GOAL OF THE EXERCISE:
Here are some records; copy every line that holds the word "超级管理员".

/---

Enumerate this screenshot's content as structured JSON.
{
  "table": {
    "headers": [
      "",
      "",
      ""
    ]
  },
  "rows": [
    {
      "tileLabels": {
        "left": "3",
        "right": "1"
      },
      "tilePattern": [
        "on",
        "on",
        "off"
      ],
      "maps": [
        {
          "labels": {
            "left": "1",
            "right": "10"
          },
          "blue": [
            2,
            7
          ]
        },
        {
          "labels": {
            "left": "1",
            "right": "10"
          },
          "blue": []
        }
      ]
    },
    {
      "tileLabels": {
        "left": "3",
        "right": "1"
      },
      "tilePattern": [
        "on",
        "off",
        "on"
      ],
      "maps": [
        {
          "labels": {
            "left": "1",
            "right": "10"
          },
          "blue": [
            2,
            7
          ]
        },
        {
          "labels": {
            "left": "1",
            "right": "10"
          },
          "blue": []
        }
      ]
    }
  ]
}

\---
/---

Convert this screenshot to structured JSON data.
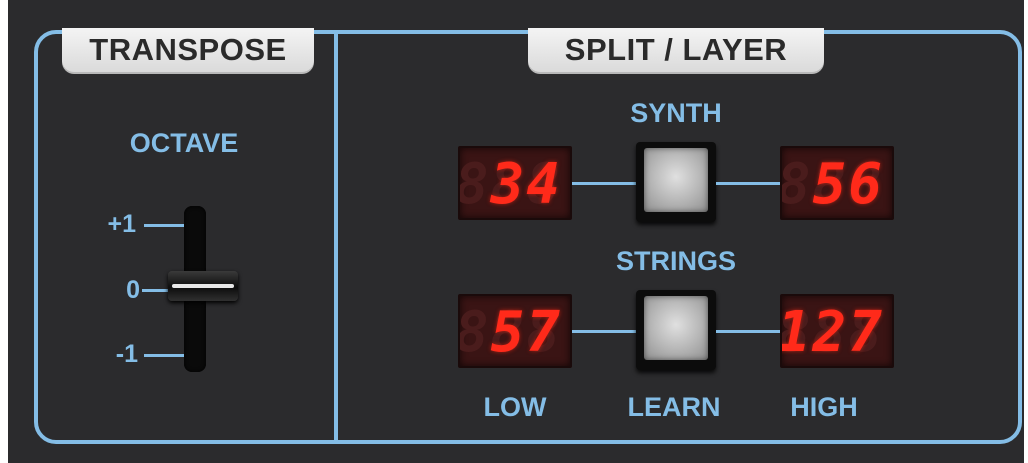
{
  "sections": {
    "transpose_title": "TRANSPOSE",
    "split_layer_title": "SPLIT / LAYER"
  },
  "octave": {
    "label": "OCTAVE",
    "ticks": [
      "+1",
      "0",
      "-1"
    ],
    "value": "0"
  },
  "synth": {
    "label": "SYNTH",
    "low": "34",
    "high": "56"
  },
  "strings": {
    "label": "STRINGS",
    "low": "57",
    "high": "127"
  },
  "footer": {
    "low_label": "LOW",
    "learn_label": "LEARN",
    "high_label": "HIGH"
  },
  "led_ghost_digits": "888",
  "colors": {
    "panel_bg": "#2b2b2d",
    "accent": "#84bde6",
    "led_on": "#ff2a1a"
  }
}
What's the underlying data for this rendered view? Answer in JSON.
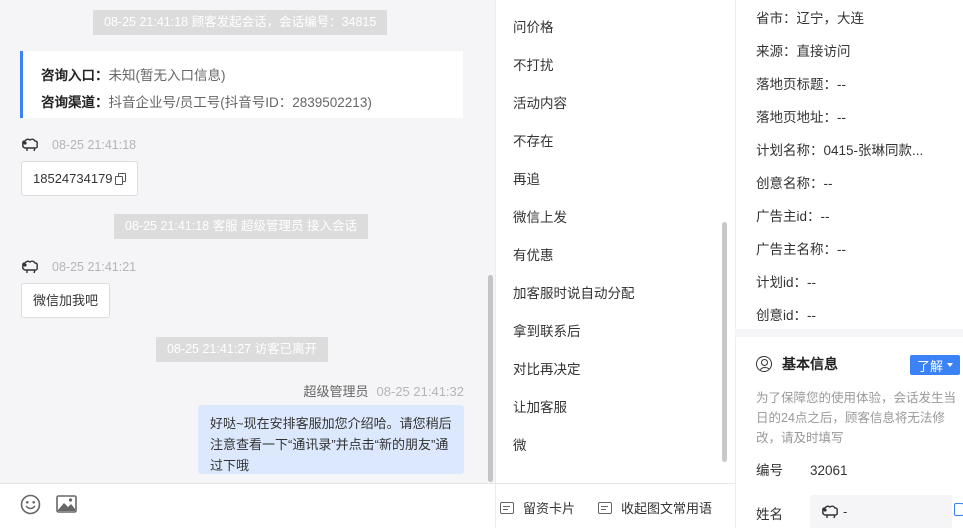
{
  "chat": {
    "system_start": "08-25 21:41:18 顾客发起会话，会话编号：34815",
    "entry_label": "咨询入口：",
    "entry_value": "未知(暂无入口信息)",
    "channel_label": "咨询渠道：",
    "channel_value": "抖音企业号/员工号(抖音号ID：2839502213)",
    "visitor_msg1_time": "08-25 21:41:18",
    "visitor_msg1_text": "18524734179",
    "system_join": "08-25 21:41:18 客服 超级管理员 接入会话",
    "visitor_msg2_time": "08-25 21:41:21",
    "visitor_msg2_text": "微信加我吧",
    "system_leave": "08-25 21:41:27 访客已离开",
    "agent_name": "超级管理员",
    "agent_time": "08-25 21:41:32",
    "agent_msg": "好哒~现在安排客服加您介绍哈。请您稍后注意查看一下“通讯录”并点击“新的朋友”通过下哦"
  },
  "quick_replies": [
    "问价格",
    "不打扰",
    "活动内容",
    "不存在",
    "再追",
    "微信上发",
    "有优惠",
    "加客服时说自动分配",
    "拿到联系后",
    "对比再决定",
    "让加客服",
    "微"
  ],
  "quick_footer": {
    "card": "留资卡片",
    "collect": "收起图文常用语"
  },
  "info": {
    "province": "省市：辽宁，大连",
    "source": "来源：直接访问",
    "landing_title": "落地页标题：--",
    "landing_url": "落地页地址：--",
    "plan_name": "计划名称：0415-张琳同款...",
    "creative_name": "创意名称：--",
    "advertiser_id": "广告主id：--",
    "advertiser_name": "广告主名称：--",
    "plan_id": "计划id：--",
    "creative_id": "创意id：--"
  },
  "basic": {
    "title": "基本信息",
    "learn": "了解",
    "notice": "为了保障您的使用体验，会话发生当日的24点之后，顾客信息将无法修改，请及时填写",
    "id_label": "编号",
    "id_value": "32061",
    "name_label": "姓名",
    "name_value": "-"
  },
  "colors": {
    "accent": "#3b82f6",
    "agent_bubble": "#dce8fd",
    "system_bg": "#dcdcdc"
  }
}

\---

WRITTEN REPLY:
    "system_join": "08-25 21:41:18 客服 超级管理员 接入会话",
    "agent_name": "超级管理员",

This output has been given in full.